# YOUR OBJECTIVE
Reproduce the records below in full and without edits, omitting images.

### DATASET

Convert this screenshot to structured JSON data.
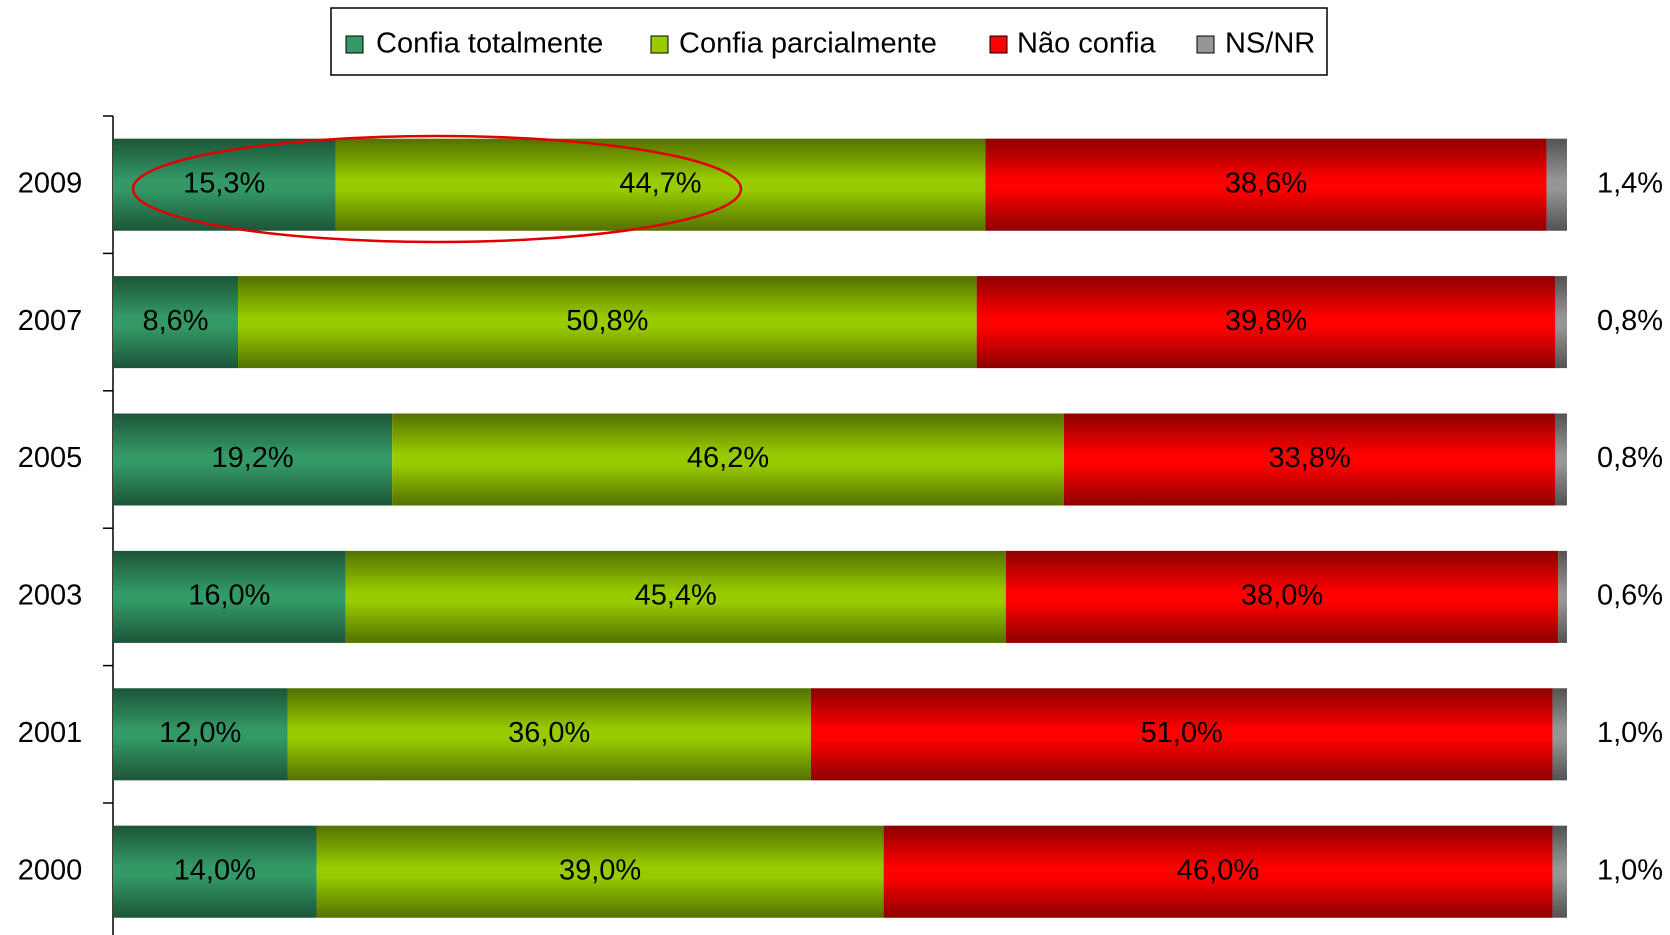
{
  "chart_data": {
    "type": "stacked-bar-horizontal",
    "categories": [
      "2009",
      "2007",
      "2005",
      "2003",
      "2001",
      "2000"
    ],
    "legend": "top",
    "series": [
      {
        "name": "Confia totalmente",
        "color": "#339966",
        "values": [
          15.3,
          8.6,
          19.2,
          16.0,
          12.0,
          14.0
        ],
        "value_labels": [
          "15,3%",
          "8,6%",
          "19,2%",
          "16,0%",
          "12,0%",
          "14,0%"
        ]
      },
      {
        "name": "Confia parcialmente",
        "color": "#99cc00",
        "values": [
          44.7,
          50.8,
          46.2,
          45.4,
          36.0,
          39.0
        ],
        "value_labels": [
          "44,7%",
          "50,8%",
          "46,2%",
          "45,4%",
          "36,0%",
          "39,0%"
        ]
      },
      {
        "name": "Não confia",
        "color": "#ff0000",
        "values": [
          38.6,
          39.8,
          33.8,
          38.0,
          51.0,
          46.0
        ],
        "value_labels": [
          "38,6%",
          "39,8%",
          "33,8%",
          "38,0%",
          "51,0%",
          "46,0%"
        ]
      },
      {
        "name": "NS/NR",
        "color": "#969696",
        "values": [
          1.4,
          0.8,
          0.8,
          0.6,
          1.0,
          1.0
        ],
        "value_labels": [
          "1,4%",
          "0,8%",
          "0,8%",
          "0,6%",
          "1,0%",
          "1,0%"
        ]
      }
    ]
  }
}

######

# SOLUTION TO THIS PROBLEM
Convert this screenshot to structured JSON data.
{
  "chart_data": {
    "type": "stacked-bar-horizontal",
    "categories": [
      "2009",
      "2007",
      "2005",
      "2003",
      "2001",
      "2000"
    ],
    "legend": "top",
    "series": [
      {
        "name": "Confia totalmente",
        "color": "#339966",
        "values": [
          15.3,
          8.6,
          19.2,
          16.0,
          12.0,
          14.0
        ],
        "value_labels": [
          "15,3%",
          "8,6%",
          "19,2%",
          "16,0%",
          "12,0%",
          "14,0%"
        ]
      },
      {
        "name": "Confia parcialmente",
        "color": "#99cc00",
        "values": [
          44.7,
          50.8,
          46.2,
          45.4,
          36.0,
          39.0
        ],
        "value_labels": [
          "44,7%",
          "50,8%",
          "46,2%",
          "45,4%",
          "36,0%",
          "39,0%"
        ]
      },
      {
        "name": "Não confia",
        "color": "#ff0000",
        "values": [
          38.6,
          39.8,
          33.8,
          38.0,
          51.0,
          46.0
        ],
        "value_labels": [
          "38,6%",
          "39,8%",
          "33,8%",
          "38,0%",
          "51,0%",
          "46,0%"
        ]
      },
      {
        "name": "NS/NR",
        "color": "#969696",
        "values": [
          1.4,
          0.8,
          0.8,
          0.6,
          1.0,
          1.0
        ],
        "value_labels": [
          "1,4%",
          "0,8%",
          "0,8%",
          "0,6%",
          "1,0%",
          "1,0%"
        ]
      }
    ]
  }
}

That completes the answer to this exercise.